* BEGIN *

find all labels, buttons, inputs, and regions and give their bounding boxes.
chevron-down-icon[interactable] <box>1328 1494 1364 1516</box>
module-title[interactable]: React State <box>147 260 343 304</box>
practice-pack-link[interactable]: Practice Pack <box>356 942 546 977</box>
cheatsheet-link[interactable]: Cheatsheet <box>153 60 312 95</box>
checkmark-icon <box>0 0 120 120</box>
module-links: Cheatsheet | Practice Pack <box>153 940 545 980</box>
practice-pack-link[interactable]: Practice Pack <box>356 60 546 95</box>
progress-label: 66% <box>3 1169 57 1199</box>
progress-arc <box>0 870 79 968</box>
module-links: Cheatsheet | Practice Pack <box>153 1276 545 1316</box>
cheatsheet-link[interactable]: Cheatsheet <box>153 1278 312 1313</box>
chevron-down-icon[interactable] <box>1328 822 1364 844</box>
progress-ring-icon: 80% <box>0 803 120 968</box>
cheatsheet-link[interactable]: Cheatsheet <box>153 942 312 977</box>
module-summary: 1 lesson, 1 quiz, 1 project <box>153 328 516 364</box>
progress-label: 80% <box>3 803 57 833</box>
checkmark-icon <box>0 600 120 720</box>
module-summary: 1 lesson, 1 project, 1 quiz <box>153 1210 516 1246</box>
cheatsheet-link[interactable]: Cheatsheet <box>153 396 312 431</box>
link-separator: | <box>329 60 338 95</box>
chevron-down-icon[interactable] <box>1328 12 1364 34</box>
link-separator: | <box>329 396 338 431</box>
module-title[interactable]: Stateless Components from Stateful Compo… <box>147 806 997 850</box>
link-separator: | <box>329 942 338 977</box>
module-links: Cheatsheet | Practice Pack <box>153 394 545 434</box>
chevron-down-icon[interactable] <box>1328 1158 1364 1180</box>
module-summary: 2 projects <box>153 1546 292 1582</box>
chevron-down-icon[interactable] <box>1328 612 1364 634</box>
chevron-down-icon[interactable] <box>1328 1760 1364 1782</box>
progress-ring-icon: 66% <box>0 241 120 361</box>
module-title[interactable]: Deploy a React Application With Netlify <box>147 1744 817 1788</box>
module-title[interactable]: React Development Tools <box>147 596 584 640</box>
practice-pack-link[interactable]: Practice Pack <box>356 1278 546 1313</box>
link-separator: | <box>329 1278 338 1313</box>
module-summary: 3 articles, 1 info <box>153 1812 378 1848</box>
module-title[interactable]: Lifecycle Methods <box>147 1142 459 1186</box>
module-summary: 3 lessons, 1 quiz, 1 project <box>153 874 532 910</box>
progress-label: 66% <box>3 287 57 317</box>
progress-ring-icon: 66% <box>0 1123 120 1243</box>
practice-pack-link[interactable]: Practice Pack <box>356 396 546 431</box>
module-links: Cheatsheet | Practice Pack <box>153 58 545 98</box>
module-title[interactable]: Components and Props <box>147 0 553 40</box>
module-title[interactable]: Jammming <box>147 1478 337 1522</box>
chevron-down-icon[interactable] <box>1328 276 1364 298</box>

* END *

• _THE REQUEST_: Please write out every entry above again, substituting "Vercel" for "Netlify" and keeping everything else identical.

• _RESPONSE TO THIS EXERCISE_:
find all labels, buttons, inputs, and regions and give their bounding boxes.
chevron-down-icon[interactable] <box>1328 1494 1364 1516</box>
module-title[interactable]: React State <box>147 260 343 304</box>
practice-pack-link[interactable]: Practice Pack <box>356 942 546 977</box>
cheatsheet-link[interactable]: Cheatsheet <box>153 60 312 95</box>
checkmark-icon <box>0 0 120 120</box>
module-links: Cheatsheet | Practice Pack <box>153 940 545 980</box>
practice-pack-link[interactable]: Practice Pack <box>356 60 546 95</box>
progress-label: 66% <box>3 1169 57 1199</box>
progress-arc <box>0 870 79 968</box>
module-links: Cheatsheet | Practice Pack <box>153 1276 545 1316</box>
cheatsheet-link[interactable]: Cheatsheet <box>153 1278 312 1313</box>
chevron-down-icon[interactable] <box>1328 822 1364 844</box>
progress-ring-icon: 80% <box>0 803 120 968</box>
cheatsheet-link[interactable]: Cheatsheet <box>153 942 312 977</box>
module-summary: 1 lesson, 1 quiz, 1 project <box>153 328 516 364</box>
progress-label: 80% <box>3 803 57 833</box>
checkmark-icon <box>0 600 120 720</box>
module-summary: 1 lesson, 1 project, 1 quiz <box>153 1210 516 1246</box>
cheatsheet-link[interactable]: Cheatsheet <box>153 396 312 431</box>
link-separator: | <box>329 60 338 95</box>
chevron-down-icon[interactable] <box>1328 12 1364 34</box>
link-separator: | <box>329 396 338 431</box>
module-title[interactable]: Stateless Components from Stateful Compo… <box>147 806 997 850</box>
link-separator: | <box>329 942 338 977</box>
module-links: Cheatsheet | Practice Pack <box>153 394 545 434</box>
chevron-down-icon[interactable] <box>1328 1158 1364 1180</box>
module-summary: 2 projects <box>153 1546 292 1582</box>
chevron-down-icon[interactable] <box>1328 612 1364 634</box>
chevron-down-icon[interactable] <box>1328 1760 1364 1782</box>
progress-ring-icon: 66% <box>0 241 120 361</box>
module-title[interactable]: Deploy a React Application With Vercel <box>147 1744 817 1788</box>
module-title[interactable]: React Development Tools <box>147 596 584 640</box>
practice-pack-link[interactable]: Practice Pack <box>356 1278 546 1313</box>
link-separator: | <box>329 1278 338 1313</box>
module-summary: 3 articles, 1 info <box>153 1812 378 1848</box>
module-title[interactable]: Lifecycle Methods <box>147 1142 459 1186</box>
module-summary: 3 lessons, 1 quiz, 1 project <box>153 874 532 910</box>
progress-label: 66% <box>3 287 57 317</box>
progress-ring-icon: 66% <box>0 1123 120 1243</box>
practice-pack-link[interactable]: Practice Pack <box>356 396 546 431</box>
module-links: Cheatsheet | Practice Pack <box>153 58 545 98</box>
module-title[interactable]: Components and Props <box>147 0 553 40</box>
module-title[interactable]: Jammming <box>147 1478 337 1522</box>
chevron-down-icon[interactable] <box>1328 276 1364 298</box>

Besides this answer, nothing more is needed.